Data records
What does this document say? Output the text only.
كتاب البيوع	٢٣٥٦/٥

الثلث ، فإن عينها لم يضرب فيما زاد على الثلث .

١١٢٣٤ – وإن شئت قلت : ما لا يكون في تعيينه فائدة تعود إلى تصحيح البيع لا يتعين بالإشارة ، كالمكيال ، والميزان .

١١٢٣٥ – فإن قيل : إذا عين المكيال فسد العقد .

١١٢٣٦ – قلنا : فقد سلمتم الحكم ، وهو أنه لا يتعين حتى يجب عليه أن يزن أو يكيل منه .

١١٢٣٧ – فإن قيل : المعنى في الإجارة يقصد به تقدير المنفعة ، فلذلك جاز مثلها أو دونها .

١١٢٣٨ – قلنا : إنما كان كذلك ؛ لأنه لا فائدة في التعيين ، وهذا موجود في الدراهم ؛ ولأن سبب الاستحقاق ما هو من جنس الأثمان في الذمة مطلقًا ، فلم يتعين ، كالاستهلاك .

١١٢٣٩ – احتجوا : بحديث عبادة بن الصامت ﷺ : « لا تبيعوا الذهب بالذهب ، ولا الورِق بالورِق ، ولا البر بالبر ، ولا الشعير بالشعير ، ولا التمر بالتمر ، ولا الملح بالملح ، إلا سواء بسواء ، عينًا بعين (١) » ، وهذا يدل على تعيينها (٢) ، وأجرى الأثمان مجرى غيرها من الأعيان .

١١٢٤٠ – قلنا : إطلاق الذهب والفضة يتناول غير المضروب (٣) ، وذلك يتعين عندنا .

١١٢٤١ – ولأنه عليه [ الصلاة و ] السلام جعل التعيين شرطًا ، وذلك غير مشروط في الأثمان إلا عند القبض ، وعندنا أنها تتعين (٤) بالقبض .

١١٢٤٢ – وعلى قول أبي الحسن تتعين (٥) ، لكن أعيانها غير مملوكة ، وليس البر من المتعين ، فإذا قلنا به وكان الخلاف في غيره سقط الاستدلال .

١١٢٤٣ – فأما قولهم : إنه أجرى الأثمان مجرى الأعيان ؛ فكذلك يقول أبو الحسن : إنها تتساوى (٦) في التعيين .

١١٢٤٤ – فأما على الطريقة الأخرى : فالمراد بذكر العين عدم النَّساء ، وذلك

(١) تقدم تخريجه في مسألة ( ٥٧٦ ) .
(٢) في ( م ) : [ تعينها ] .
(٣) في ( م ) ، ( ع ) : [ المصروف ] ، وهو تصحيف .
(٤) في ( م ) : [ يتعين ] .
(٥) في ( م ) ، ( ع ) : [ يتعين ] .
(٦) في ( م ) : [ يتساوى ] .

Work to do
Restate each record exactly as written.

Answer to the task
What does this document say? Output the text only.
كتاب البيوع	٢٣٥٦/٥

الثلث ، فإن عينها لم يضرب فيما زاد على الثلث .

١١٢٣٤ – وإن شئت قلت : ما لا يكون في تعيينه فائدة تعود إلى تصحيح البيع لا يتعين بالإشارة ، كالمكيال ، والميزان .

١١٢٣٥ – فإن قيل : إذا عين المكيال فسد العقد .

١١٢٣٦ – قلنا : فقد سلمتم الحكم ، وهو أنه لا يتعين حتى يجب عليه أن يزن أو يكيل منه .

١١٢٣٧ – فإن قيل : المعنى في الإجارة يقصد به تقدير المنفعة ، فلذلك جاز مثلها أو دونها .

١١٢٣٨ – قلنا : إنما كان كذلك ؛ لأنه لا فائدة في التعيين ، وهذا موجود في الدراهم ؛ ولأن سبب الاستحقاق ما هو من جنس الأثمان في الذمة مطلقًا ، فلم يتعين ، كالاستهلاك .

١١٢٣٩ – احتجوا : بحديث عبادة بن الصامت ﷺ : « لا تبيعوا الذهب بالذهب ، ولا الورِق بالورِق ، ولا البر بالبر ، ولا الشعير بالشعير ، ولا التمر بالتمر ، ولا الملح بالملح ، إلا سواء بسواء ، عينًا بعين (١) » ، وهذا يدل على تعيينها (٢) ، وأجرى الأثمان مجرى غيرها من الأعيان .

١١٢٤٠ – قلنا : إطلاق الذهب والفضة يتناول غير المضروب (٣) ، وذلك يتعين عندنا .

١١٢٤١ – ولأنه عليه [ الصلاة و ] السلام جعل التعيين شرطًا ، وذلك غير مشروط في الأثمان إلا عند القبض ، وعندنا أنها تتعين (٤) بالقبض .

١١٢٤٢ – وعلى قول أبي الحسن تتعين (٥) ، لكن أعيانها غير مملوكة ، وليس البر من المتعين ، فإذا قلنا به وكان الخلاف في غيره سقط الاستدلال .

١١٢٤٣ – فأما قولهم : إنه أجرى الأثمان مجرى الأعيان ؛ فكذلك يقول أبو الحسن : إنها تتساوى (٦) في التعيين .

١١٢٤٤ – فأما على الطريقة الأخرى : فالمراد بذكر العين عدم النَّساء ، وذلك

(١) تقدم تخريجه في مسألة ( ٥٧٦ ) .
(٢) في ( م ) : [ تعينها ] .
(٣) في ( م ) ، ( ع ) : [ المصروف ] ، وهو تصحيف .
(٤) في ( م ) : [ يتعين ] .
(٥) في ( م ) ، ( ع ) : [ يتعين ] .
(٦) في ( م ) : [ يتساوى ] .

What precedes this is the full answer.